* Start Raw data *
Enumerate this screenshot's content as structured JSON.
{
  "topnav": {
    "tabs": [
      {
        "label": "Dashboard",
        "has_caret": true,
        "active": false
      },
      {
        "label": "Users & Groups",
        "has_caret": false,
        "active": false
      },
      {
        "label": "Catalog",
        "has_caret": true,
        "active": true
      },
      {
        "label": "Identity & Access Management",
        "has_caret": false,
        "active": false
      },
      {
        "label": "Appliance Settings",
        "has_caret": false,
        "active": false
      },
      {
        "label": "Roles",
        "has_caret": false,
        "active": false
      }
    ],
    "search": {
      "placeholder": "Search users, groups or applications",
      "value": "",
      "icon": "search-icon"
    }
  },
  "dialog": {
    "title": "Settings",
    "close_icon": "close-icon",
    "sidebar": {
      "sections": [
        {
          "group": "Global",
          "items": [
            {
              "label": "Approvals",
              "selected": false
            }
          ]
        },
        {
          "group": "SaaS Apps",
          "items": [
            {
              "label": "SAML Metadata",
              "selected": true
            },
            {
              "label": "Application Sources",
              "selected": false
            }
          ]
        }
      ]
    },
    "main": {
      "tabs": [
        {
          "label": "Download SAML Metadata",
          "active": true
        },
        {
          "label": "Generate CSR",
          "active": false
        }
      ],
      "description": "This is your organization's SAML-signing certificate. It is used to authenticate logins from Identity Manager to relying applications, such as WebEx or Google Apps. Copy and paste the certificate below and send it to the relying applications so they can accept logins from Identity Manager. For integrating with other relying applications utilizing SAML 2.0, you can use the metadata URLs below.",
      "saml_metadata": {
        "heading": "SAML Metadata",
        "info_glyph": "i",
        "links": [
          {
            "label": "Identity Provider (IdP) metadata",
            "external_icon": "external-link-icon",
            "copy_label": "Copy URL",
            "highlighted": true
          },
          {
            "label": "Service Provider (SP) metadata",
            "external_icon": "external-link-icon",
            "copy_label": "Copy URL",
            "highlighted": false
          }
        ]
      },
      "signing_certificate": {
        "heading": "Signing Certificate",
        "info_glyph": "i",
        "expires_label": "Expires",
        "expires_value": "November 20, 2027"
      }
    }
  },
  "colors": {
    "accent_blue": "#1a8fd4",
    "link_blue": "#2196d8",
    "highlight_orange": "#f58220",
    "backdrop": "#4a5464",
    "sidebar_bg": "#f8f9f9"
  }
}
* End Raw data *
:: Direction ::
Read the entries and pick out all lines that include the word "heading".

:: Task output ::
        "heading": "SAML Metadata",
        "heading": "Signing Certificate",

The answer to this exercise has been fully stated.